Stated goal = Wherever "icon" appears in a line, list that line.

Recorded data:
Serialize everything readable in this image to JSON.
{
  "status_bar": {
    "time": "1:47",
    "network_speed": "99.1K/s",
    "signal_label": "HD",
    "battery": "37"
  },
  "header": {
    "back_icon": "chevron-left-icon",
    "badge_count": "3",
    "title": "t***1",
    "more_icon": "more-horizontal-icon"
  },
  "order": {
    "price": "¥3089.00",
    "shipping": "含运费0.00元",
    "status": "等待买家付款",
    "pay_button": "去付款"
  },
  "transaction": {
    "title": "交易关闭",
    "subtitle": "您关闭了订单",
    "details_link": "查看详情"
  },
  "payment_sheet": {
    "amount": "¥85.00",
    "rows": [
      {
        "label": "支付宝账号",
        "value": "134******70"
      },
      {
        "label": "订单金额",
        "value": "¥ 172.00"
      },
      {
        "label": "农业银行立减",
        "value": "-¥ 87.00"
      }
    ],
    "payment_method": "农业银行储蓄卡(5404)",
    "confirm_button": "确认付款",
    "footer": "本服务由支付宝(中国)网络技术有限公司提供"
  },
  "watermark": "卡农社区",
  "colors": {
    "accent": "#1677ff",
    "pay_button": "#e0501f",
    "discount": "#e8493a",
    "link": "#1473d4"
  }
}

Problem solution =
    "back_icon": "chevron-left-icon",
    "more_icon": "more-horizontal-icon"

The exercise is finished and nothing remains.